══ Data supplied ══

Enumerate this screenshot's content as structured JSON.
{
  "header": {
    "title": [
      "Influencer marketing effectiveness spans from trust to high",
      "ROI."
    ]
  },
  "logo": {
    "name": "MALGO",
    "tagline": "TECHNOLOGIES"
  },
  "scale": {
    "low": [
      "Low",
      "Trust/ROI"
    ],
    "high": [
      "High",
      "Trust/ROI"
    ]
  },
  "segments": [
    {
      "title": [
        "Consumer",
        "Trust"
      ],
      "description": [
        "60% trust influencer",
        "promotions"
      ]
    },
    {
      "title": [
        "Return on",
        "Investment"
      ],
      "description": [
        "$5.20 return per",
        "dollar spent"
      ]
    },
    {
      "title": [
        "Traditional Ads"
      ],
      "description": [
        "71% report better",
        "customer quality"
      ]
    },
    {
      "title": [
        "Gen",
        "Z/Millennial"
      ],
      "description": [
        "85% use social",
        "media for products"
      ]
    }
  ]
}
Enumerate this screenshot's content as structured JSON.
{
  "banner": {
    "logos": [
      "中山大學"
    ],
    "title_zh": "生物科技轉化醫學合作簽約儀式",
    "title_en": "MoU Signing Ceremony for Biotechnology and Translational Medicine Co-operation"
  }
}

═══

__Directive__
The records above need to be transcribed in full. Keep every character unchanged.

__Exercise response__
Enumerate this screenshot's content as structured JSON.
{
  "header": {
    "title": [
      "Influencer marketing effectiveness spans from trust to high",
      "ROI."
    ]
  },
  "logo": {
    "name": "MALGO",
    "tagline": "TECHNOLOGIES"
  },
  "scale": {
    "low": [
      "Low",
      "Trust/ROI"
    ],
    "high": [
      "High",
      "Trust/ROI"
    ]
  },
  "segments": [
    {
      "title": [
        "Consumer",
        "Trust"
      ],
      "description": [
        "60% trust influencer",
        "promotions"
      ]
    },
    {
      "title": [
        "Return on",
        "Investment"
      ],
      "description": [
        "$5.20 return per",
        "dollar spent"
      ]
    },
    {
      "title": [
        "Traditional Ads"
      ],
      "description": [
        "71% report better",
        "customer quality"
      ]
    },
    {
      "title": [
        "Gen",
        "Z/Millennial"
      ],
      "description": [
        "85% use social",
        "media for products"
      ]
    }
  ]
}
Enumerate this screenshot's content as structured JSON.
{
  "banner": {
    "logos": [
      "中山大學"
    ],
    "title_zh": "生物科技轉化醫學合作簽約儀式",
    "title_en": "MoU Signing Ceremony for Biotechnology and Translational Medicine Co-operation"
  }
}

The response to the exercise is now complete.